··· Rows
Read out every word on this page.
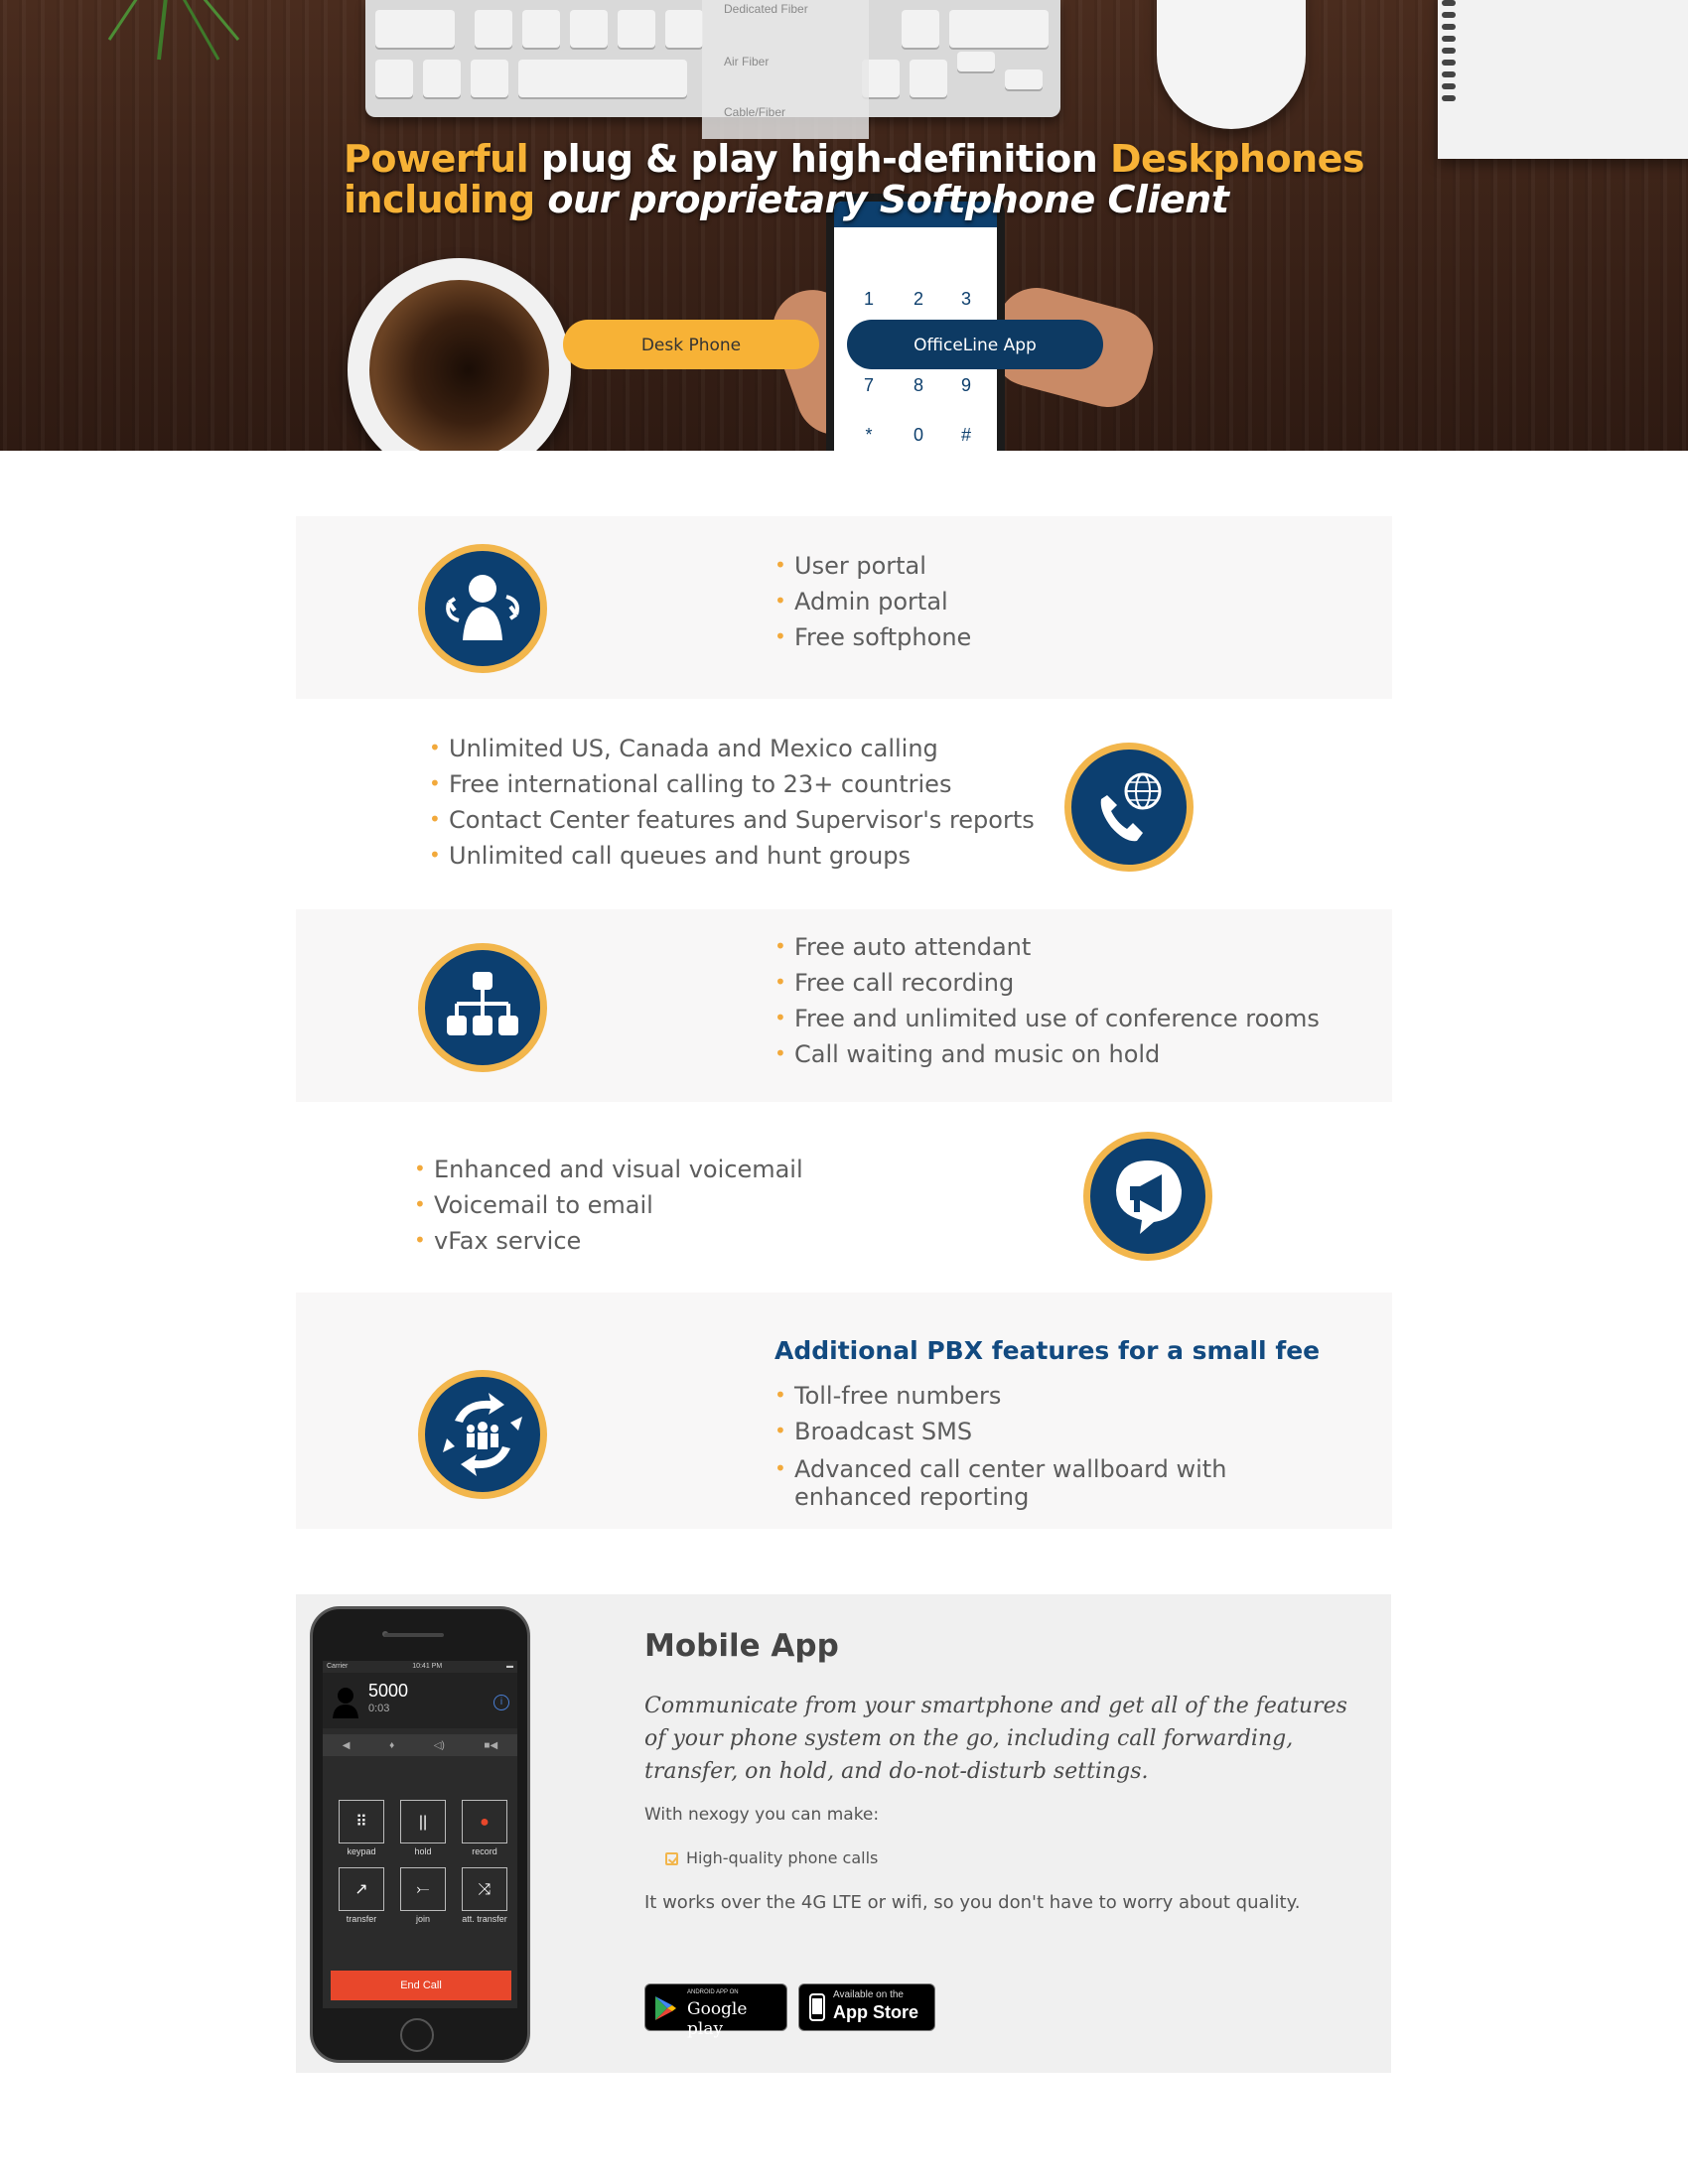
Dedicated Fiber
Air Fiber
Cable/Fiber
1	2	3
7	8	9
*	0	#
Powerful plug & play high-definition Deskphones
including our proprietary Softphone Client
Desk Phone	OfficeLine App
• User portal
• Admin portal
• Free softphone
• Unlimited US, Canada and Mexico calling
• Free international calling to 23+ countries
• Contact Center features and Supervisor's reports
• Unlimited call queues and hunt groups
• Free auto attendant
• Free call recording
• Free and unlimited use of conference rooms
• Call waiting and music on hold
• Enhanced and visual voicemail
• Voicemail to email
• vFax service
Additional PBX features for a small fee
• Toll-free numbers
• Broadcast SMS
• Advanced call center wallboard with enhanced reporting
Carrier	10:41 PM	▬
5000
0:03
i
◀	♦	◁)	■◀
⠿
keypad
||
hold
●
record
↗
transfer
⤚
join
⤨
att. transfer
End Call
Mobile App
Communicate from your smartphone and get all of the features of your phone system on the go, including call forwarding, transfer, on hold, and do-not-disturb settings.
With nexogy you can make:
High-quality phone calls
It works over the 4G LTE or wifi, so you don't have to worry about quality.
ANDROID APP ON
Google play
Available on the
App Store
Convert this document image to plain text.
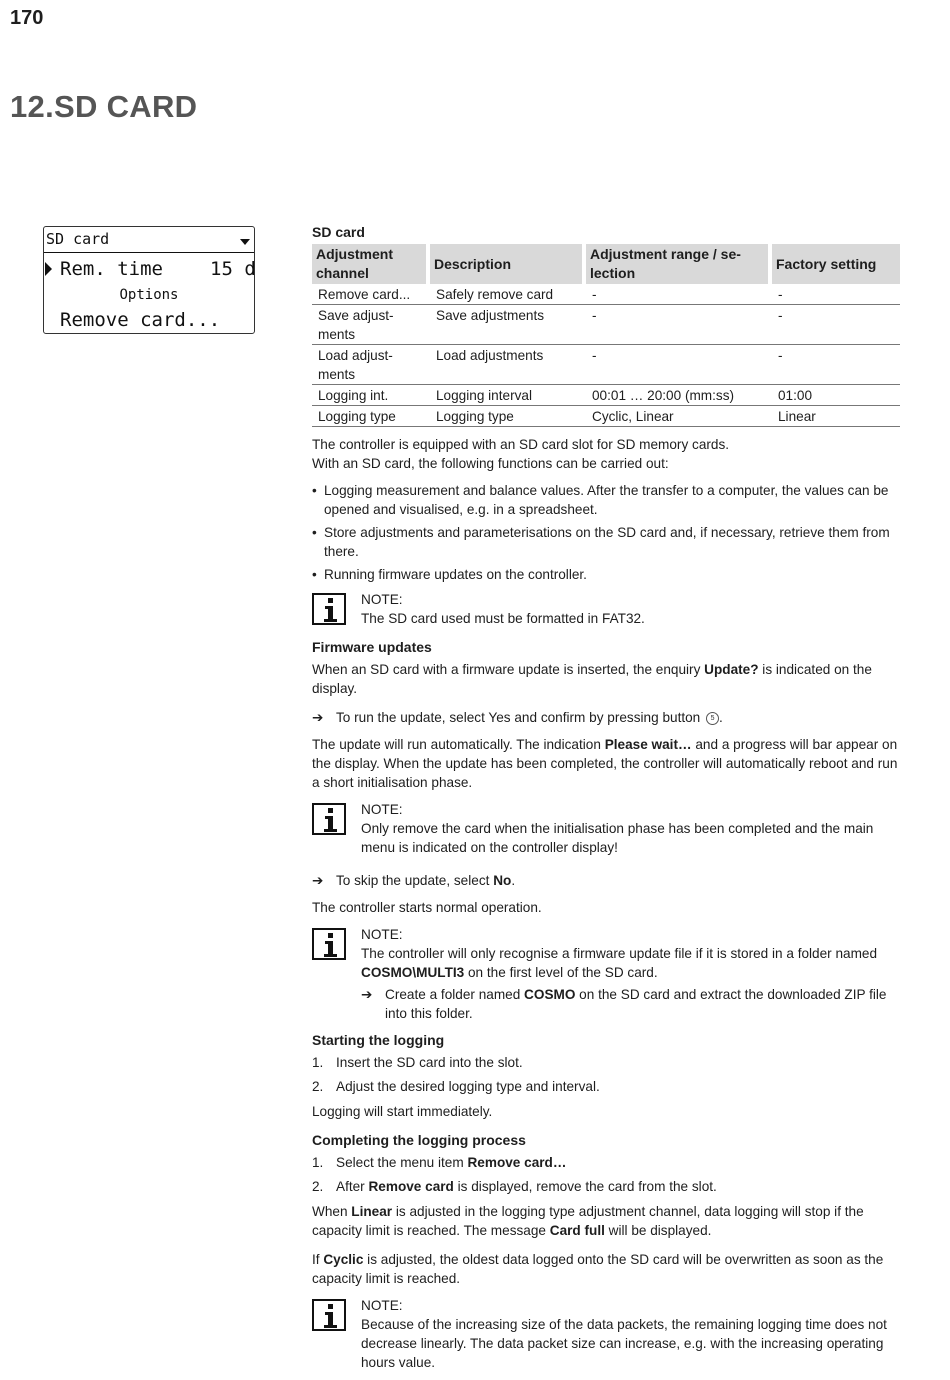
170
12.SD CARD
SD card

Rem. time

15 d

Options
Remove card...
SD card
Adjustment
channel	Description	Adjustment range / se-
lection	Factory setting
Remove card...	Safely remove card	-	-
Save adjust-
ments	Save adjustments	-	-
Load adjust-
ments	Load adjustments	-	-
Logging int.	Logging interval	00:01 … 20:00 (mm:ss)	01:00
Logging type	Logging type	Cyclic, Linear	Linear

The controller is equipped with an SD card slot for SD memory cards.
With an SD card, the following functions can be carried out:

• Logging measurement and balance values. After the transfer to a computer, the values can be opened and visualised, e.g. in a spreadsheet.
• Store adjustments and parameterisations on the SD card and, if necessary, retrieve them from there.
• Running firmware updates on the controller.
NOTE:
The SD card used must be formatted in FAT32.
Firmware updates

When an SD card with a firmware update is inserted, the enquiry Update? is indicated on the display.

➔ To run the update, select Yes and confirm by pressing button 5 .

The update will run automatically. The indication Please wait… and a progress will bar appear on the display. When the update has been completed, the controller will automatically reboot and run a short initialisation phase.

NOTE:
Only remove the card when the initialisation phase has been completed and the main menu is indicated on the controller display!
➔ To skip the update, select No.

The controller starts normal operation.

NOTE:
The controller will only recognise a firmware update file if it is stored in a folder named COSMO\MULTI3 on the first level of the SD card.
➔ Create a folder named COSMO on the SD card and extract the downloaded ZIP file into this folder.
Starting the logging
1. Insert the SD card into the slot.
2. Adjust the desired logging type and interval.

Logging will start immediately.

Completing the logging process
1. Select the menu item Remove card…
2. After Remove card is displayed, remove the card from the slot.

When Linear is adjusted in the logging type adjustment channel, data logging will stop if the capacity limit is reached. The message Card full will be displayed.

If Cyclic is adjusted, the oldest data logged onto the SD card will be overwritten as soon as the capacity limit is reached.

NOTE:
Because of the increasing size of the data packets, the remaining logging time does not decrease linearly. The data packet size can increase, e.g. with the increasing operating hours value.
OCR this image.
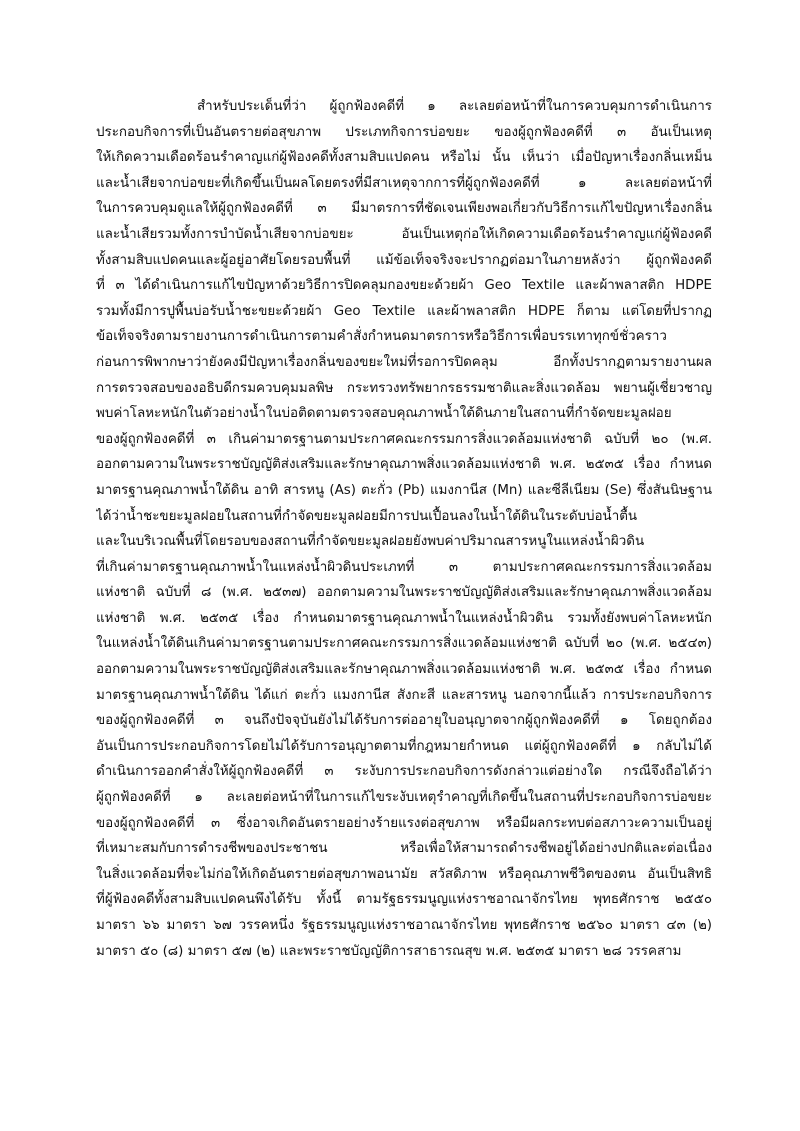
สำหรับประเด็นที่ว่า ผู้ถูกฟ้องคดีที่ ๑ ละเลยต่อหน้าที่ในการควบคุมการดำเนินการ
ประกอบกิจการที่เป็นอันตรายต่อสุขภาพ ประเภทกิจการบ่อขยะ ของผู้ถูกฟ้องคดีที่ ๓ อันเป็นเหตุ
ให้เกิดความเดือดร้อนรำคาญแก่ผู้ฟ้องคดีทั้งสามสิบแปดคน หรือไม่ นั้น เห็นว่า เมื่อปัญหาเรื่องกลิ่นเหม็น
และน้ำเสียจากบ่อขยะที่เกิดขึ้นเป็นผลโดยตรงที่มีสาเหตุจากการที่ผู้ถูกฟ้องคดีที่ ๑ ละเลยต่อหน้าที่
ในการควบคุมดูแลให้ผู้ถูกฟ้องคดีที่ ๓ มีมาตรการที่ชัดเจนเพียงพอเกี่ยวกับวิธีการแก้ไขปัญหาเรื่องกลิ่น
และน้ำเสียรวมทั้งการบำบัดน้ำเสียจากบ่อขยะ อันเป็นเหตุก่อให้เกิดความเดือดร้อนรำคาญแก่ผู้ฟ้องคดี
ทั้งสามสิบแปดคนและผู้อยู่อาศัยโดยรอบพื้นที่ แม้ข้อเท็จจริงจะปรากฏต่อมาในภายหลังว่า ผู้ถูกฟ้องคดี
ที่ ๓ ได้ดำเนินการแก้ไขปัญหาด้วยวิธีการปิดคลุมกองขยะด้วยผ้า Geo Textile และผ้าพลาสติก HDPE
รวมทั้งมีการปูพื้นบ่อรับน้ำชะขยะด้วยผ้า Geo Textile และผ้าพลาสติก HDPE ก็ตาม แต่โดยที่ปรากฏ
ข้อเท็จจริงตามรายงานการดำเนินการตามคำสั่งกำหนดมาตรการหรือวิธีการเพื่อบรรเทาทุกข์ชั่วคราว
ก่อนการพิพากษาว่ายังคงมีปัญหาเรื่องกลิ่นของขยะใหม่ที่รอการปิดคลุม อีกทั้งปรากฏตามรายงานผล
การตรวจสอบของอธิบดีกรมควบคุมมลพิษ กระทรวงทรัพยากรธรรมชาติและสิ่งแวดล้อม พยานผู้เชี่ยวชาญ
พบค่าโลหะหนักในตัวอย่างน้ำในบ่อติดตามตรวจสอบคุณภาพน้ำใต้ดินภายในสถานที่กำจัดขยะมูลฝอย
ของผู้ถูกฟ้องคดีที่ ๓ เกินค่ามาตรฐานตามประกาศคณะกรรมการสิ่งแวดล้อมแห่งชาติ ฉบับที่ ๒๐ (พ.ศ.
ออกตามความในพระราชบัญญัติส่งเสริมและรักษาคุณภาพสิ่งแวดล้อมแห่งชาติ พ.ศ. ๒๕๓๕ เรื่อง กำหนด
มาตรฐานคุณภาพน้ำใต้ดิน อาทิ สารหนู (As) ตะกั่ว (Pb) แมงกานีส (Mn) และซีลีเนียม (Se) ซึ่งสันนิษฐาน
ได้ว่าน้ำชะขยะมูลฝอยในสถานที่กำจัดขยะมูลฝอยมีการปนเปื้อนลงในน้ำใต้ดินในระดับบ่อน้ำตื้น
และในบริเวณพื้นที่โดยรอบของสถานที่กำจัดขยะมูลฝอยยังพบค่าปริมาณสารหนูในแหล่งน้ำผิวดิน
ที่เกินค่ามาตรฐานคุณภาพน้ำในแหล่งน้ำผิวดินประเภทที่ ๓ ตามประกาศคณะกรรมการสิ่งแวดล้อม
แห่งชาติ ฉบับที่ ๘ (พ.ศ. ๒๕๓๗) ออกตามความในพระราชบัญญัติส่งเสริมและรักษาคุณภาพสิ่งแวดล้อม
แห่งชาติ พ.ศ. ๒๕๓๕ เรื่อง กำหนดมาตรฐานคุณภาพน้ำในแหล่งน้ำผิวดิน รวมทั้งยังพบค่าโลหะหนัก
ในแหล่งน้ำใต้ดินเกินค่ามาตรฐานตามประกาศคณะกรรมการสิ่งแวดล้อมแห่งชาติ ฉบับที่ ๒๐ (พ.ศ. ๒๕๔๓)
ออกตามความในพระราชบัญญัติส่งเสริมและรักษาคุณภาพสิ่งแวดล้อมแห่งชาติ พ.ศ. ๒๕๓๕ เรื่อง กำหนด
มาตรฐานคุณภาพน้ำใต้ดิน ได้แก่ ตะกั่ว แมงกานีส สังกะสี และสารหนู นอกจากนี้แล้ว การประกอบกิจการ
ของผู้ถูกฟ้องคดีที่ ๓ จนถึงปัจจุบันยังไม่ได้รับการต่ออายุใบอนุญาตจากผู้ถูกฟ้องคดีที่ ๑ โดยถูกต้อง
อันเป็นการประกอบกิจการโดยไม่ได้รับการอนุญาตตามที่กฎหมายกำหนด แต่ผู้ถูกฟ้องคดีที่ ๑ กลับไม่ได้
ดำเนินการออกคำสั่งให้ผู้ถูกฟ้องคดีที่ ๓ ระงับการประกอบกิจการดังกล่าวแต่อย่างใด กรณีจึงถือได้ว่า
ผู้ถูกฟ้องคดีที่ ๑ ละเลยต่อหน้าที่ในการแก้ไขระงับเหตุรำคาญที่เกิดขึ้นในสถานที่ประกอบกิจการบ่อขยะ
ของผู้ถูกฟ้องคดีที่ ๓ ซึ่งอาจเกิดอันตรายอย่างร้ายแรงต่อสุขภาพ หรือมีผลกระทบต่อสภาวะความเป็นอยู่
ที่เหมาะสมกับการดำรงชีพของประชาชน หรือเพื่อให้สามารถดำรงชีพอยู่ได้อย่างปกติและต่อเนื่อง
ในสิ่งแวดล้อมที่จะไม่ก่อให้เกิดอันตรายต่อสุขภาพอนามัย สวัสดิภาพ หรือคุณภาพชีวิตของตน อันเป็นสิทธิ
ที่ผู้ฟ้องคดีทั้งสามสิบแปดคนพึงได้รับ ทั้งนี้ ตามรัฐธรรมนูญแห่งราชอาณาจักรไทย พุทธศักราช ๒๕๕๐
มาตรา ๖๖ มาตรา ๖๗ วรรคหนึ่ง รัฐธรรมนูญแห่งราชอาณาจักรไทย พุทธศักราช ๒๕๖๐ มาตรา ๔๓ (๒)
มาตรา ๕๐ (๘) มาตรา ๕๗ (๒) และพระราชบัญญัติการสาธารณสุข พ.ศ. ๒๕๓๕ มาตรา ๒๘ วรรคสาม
······
§ **What the exercise asks**: Find the lines above that contain the word "quality" and collect them.

§ **Output of the exercise**:
High-quality phone calls
It works over the 4G LTE or wifi, so you don't have to worry about quality.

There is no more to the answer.